| Work required |
Copy all the data exactly, except the pictures.

| Working data |

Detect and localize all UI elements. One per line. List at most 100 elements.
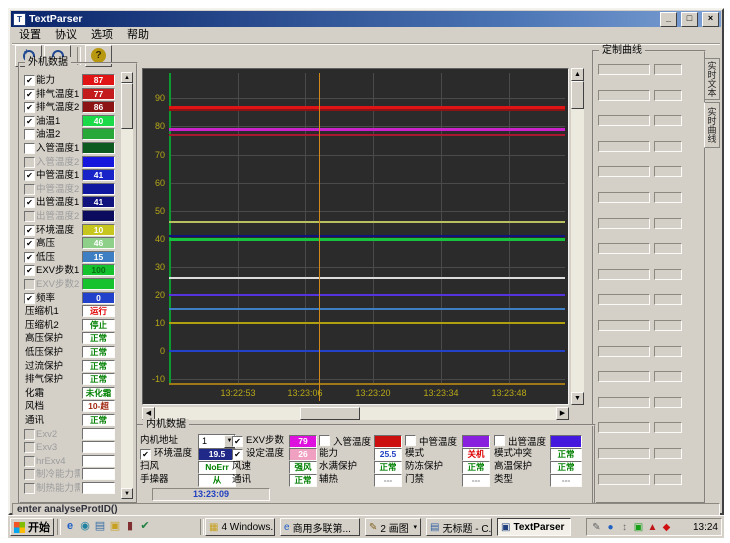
checkbox-出管温度[interactable] <box>494 435 505 446</box>
indoor-label-能力: 能力 <box>319 448 338 460</box>
indoor-address-dropdown[interactable]: 1▼ <box>198 434 236 449</box>
value-badge-EXV步数1: 100 <box>82 264 115 276</box>
outdoor-label-过流保护: 过流保护 <box>25 360 63 373</box>
side-tab-实时文本[interactable]: 实时文本 <box>704 58 720 100</box>
hscroll-thumb[interactable] <box>300 407 360 420</box>
indoor-value-能力: 25.5 <box>374 448 402 461</box>
indoor-value-扫风: NoErr <box>198 461 236 474</box>
checkbox-设定温度[interactable]: ✔ <box>232 449 243 460</box>
checkbox-频率[interactable]: ✔ <box>24 293 35 304</box>
checkbox-EXV步数1[interactable]: ✔ <box>24 265 35 276</box>
menu-item-选项[interactable]: 选项 <box>84 28 120 42</box>
checkbox-排气温度1[interactable]: ✔ <box>24 89 35 100</box>
volume-icon[interactable]: ● <box>604 522 617 533</box>
show-desktop-icon[interactable]: ▤ <box>93 519 107 534</box>
chart-horizontal-scrollbar[interactable]: ◀ ▶ <box>142 407 569 420</box>
y-tick-label: 0 <box>143 346 165 356</box>
media-player-icon[interactable]: ▣ <box>108 519 122 534</box>
task-label: TextParser <box>513 522 564 533</box>
menu-item-协议[interactable]: 协议 <box>48 28 84 42</box>
outlook-icon[interactable]: ◉ <box>78 519 92 534</box>
network-icon[interactable]: ▣ <box>632 522 645 533</box>
checkbox-入管温度2 <box>24 157 35 168</box>
minimize-button[interactable]: _ <box>660 12 677 27</box>
scroll-right-icon[interactable]: ▶ <box>556 407 569 420</box>
checkbox-环境温度[interactable]: ✔ <box>140 449 151 460</box>
task-button-无标题 - C...[interactable]: ▤无标题 - C... <box>426 518 492 536</box>
outdoor-row-制冷能力需求: 制冷能力需求 <box>20 468 118 481</box>
ie-icon[interactable]: e <box>63 519 77 534</box>
ime-icon[interactable]: ◆ <box>660 522 673 533</box>
checkbox-出管温度1[interactable]: ✔ <box>24 197 35 208</box>
scroll-up-icon[interactable]: ▲ <box>121 72 133 83</box>
indoor-label-环境温度: ✔环境温度 <box>140 448 192 460</box>
checkbox-入管温度1[interactable] <box>24 143 35 154</box>
checkbox-油温1[interactable]: ✔ <box>24 116 35 127</box>
outdoor-scrollbar[interactable]: ▲ ▼ <box>121 72 133 499</box>
chart-vertical-scrollbar[interactable]: ▲ ▼ <box>571 68 584 405</box>
outdoor-label-压缩机2: 压缩机2 <box>25 319 59 332</box>
restore-button[interactable]: □ <box>681 12 698 27</box>
document-icon: ▤ <box>430 522 439 533</box>
outdoor-row-排气温度1: ✔排气温度177 <box>20 88 118 101</box>
indoor-label-出管温度: 出管温度 <box>494 435 546 449</box>
scroll-down-icon[interactable]: ▼ <box>571 392 584 405</box>
desktop: T TextParser _ □ × 设置协议选项帮助 + ? <box>8 8 724 537</box>
start-button[interactable]: 开始 <box>10 518 54 536</box>
outdoor-label-出管温度1: 出管温度1 <box>36 196 79 209</box>
task-button-TextParser[interactable]: ▣TextParser <box>497 518 571 536</box>
indoor-label-设定温度: ✔设定温度 <box>232 448 284 460</box>
curve-value-field <box>654 192 682 203</box>
x-tick-label: 13:22:53 <box>208 388 268 398</box>
side-tab-实时曲线[interactable]: 实时曲线 <box>704 102 720 148</box>
curve-value-field <box>654 90 682 101</box>
checkbox-入管温度[interactable] <box>319 435 330 446</box>
vscroll-thumb[interactable] <box>571 81 584 109</box>
scroll-up-icon[interactable]: ▲ <box>571 68 584 81</box>
lock-icon[interactable]: ▮ <box>123 519 137 534</box>
indoor-value-模式冲突: 正常 <box>550 448 582 461</box>
task-button-4 Windows...[interactable]: ▦4 Windows...▾ <box>205 518 275 536</box>
checkbox-环境温度[interactable]: ✔ <box>24 225 35 236</box>
outdoor-label-制冷能力需求: 制冷能力需求 <box>36 468 80 481</box>
checkbox-排气温度2[interactable]: ✔ <box>24 102 35 113</box>
time-cursor-line[interactable] <box>319 73 320 401</box>
checkbox-油温2[interactable] <box>24 129 35 140</box>
checkbox-hrExv4 <box>24 456 35 467</box>
indoor-value-门禁: --- <box>462 474 490 487</box>
safely-remove-icon[interactable]: ↕ <box>618 522 631 533</box>
outdoor-label-EXV步数1: EXV步数1 <box>36 264 79 277</box>
indoor-label-EXV步数: ✔EXV步数 <box>232 435 284 447</box>
task-button-商用多联第...[interactable]: e商用多联第... <box>280 518 360 536</box>
task-button-2 画图[interactable]: ✎2 画图▾ <box>365 518 421 536</box>
menu-item-帮助[interactable]: 帮助 <box>120 28 156 42</box>
antivirus-icon[interactable]: ▲ <box>646 522 659 533</box>
pen-input-icon[interactable]: ✎ <box>590 522 603 533</box>
checkbox-制冷能力需求 <box>24 469 35 480</box>
gridline-h <box>169 379 565 380</box>
checkbox-中管温度[interactable] <box>405 435 416 446</box>
menu-item-设置[interactable]: 设置 <box>12 28 48 42</box>
checkbox-能力[interactable]: ✔ <box>24 75 35 86</box>
scroll-thumb[interactable] <box>121 83 133 129</box>
outdoor-label-频率: 频率 <box>36 292 55 305</box>
outdoor-row-出管温度1: ✔出管温度141 <box>20 196 118 209</box>
chevron-down-icon[interactable]: ▾ <box>413 523 417 531</box>
checkbox-中管温度1[interactable]: ✔ <box>24 170 35 181</box>
indoor-label-模式: 模式 <box>405 448 424 460</box>
checkbox-低压[interactable]: ✔ <box>24 252 35 263</box>
plus-glyph: + <box>24 47 29 56</box>
messenger-icon[interactable]: ✔ <box>138 519 152 534</box>
outdoor-row-入管温度2: 入管温度2 <box>20 156 118 169</box>
checkbox-EXV步数[interactable]: ✔ <box>232 436 243 447</box>
outdoor-row-Exv3: Exv3 <box>20 441 118 454</box>
outdoor-row-排气温度2: ✔排气温度286 <box>20 101 118 114</box>
checkbox-高压[interactable]: ✔ <box>24 238 35 249</box>
dropdown-value: 1 <box>199 435 224 448</box>
title-bar[interactable]: T TextParser _ □ × <box>11 11 721 27</box>
menu-bar: 设置协议选项帮助 <box>12 28 720 42</box>
outdoor-label-入管温度1: 入管温度1 <box>36 142 79 155</box>
close-button[interactable]: × <box>702 12 719 27</box>
indoor-label-辅热: 辅热 <box>319 474 338 486</box>
scroll-down-icon[interactable]: ▼ <box>121 488 133 499</box>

| Task result |
Detect and localize all UI elements. One per line. List at most 100 elements.
checkbox-出管温度[interactable] <box>494 435 505 446</box>
indoor-label-能力: 能力 <box>319 448 338 460</box>
indoor-address-dropdown[interactable]: 1▼ <box>198 434 236 449</box>
value-badge-EXV步数1: 100 <box>82 264 115 276</box>
outdoor-label-过流保护: 过流保护 <box>25 360 63 373</box>
side-tab-实时文本[interactable]: 实时文本 <box>704 58 720 100</box>
hscroll-thumb[interactable] <box>300 407 360 420</box>
indoor-value-能力: 25.5 <box>374 448 402 461</box>
indoor-value-扫风: NoErr <box>198 461 236 474</box>
checkbox-设定温度[interactable]: ✔ <box>232 449 243 460</box>
checkbox-频率[interactable]: ✔ <box>24 293 35 304</box>
checkbox-EXV步数1[interactable]: ✔ <box>24 265 35 276</box>
menu-item-选项[interactable]: 选项 <box>84 28 120 42</box>
checkbox-排气温度1[interactable]: ✔ <box>24 89 35 100</box>
volume-icon[interactable]: ● <box>604 522 617 533</box>
show-desktop-icon[interactable]: ▤ <box>93 519 107 534</box>
chart-horizontal-scrollbar[interactable]: ◀ ▶ <box>142 407 569 420</box>
y-tick-label: 0 <box>143 346 165 356</box>
media-player-icon[interactable]: ▣ <box>108 519 122 534</box>
task-label: TextParser <box>513 522 564 533</box>
menu-item-协议[interactable]: 协议 <box>48 28 84 42</box>
outlook-icon[interactable]: ◉ <box>78 519 92 534</box>
network-icon[interactable]: ▣ <box>632 522 645 533</box>
checkbox-入管温度2 <box>24 157 35 168</box>
minimize-button[interactable]: _ <box>660 12 677 27</box>
scroll-right-icon[interactable]: ▶ <box>556 407 569 420</box>
checkbox-环境温度[interactable]: ✔ <box>140 449 151 460</box>
task-button-无标题 - C...[interactable]: ▤无标题 - C... <box>426 518 492 536</box>
outdoor-row-制冷能力需求: 制冷能力需求 <box>20 468 118 481</box>
ie-icon[interactable]: e <box>63 519 77 534</box>
ime-icon[interactable]: ◆ <box>660 522 673 533</box>
checkbox-出管温度1[interactable]: ✔ <box>24 197 35 208</box>
scroll-up-icon[interactable]: ▲ <box>121 72 133 83</box>
indoor-label-环境温度: ✔环境温度 <box>140 448 192 460</box>
checkbox-入管温度1[interactable] <box>24 143 35 154</box>
checkbox-油温1[interactable]: ✔ <box>24 116 35 127</box>
outdoor-scrollbar[interactable]: ▲ ▼ <box>121 72 133 499</box>
chart-vertical-scrollbar[interactable]: ▲ ▼ <box>571 68 584 405</box>
outdoor-label-压缩机2: 压缩机2 <box>25 319 59 332</box>
restore-button[interactable]: □ <box>681 12 698 27</box>
document-icon: ▤ <box>430 522 439 533</box>
outdoor-row-排气温度1: ✔排气温度177 <box>20 88 118 101</box>
indoor-label-出管温度: 出管温度 <box>494 435 546 449</box>
scroll-down-icon[interactable]: ▼ <box>571 392 584 405</box>
desktop: T TextParser _ □ × 设置协议选项帮助 + ? <box>8 8 724 537</box>
start-button[interactable]: 开始 <box>10 518 54 536</box>
outdoor-label-出管温度1: 出管温度1 <box>36 196 79 209</box>
task-button-TextParser[interactable]: ▣TextParser <box>497 518 571 536</box>
indoor-label-设定温度: ✔设定温度 <box>232 448 284 460</box>
curve-value-field <box>654 192 682 203</box>
x-tick-label: 13:22:53 <box>208 388 268 398</box>
side-tab-实时曲线[interactable]: 实时曲线 <box>704 102 720 148</box>
curve-value-field <box>654 90 682 101</box>
checkbox-入管温度[interactable] <box>319 435 330 446</box>
vscroll-thumb[interactable] <box>571 81 584 109</box>
scroll-up-icon[interactable]: ▲ <box>571 68 584 81</box>
lock-icon[interactable]: ▮ <box>123 519 137 534</box>
indoor-value-模式冲突: 正常 <box>550 448 582 461</box>
task-button-4 Windows...[interactable]: ▦4 Windows...▾ <box>205 518 275 536</box>
checkbox-环境温度[interactable]: ✔ <box>24 225 35 236</box>
outdoor-label-制冷能力需求: 制冷能力需求 <box>36 468 80 481</box>
checkbox-排气温度2[interactable]: ✔ <box>24 102 35 113</box>
time-cursor-line[interactable] <box>319 73 320 401</box>
checkbox-油温2[interactable] <box>24 129 35 140</box>
checkbox-hrExv4 <box>24 456 35 467</box>
indoor-value-门禁: --- <box>462 474 490 487</box>
safely-remove-icon[interactable]: ↕ <box>618 522 631 533</box>
outdoor-label-EXV步数1: EXV步数1 <box>36 264 79 277</box>
indoor-label-EXV步数: ✔EXV步数 <box>232 435 284 447</box>
task-button-商用多联第...[interactable]: e商用多联第... <box>280 518 360 536</box>
task-button-2 画图[interactable]: ✎2 画图▾ <box>365 518 421 536</box>
menu-item-帮助[interactable]: 帮助 <box>120 28 156 42</box>
antivirus-icon[interactable]: ▲ <box>646 522 659 533</box>
pen-input-icon[interactable]: ✎ <box>590 522 603 533</box>
checkbox-制冷能力需求 <box>24 469 35 480</box>
gridline-h <box>169 379 565 380</box>
checkbox-中管温度[interactable] <box>405 435 416 446</box>
menu-item-设置[interactable]: 设置 <box>12 28 48 42</box>
checkbox-能力[interactable]: ✔ <box>24 75 35 86</box>
scroll-thumb[interactable] <box>121 83 133 129</box>
outdoor-label-频率: 频率 <box>36 292 55 305</box>
outdoor-row-出管温度1: ✔出管温度141 <box>20 196 118 209</box>
chevron-down-icon[interactable]: ▾ <box>413 523 417 531</box>
checkbox-中管温度1[interactable]: ✔ <box>24 170 35 181</box>
indoor-label-模式: 模式 <box>405 448 424 460</box>
checkbox-低压[interactable]: ✔ <box>24 252 35 263</box>
plus-glyph: + <box>24 47 29 56</box>
messenger-icon[interactable]: ✔ <box>138 519 152 534</box>
outdoor-row-入管温度2: 入管温度2 <box>20 156 118 169</box>
checkbox-EXV步数[interactable]: ✔ <box>232 436 243 447</box>
outdoor-row-Exv3: Exv3 <box>20 441 118 454</box>
outdoor-row-排气温度2: ✔排气温度286 <box>20 101 118 114</box>
checkbox-高压[interactable]: ✔ <box>24 238 35 249</box>
dropdown-value: 1 <box>199 435 224 448</box>
title-bar[interactable]: T TextParser _ □ × <box>11 11 721 27</box>
menu-bar: 设置协议选项帮助 <box>12 28 720 42</box>
outdoor-label-入管温度1: 入管温度1 <box>36 142 79 155</box>
close-button[interactable]: × <box>702 12 719 27</box>
indoor-label-辅热: 辅热 <box>319 474 338 486</box>
scroll-down-icon[interactable]: ▼ <box>121 488 133 499</box>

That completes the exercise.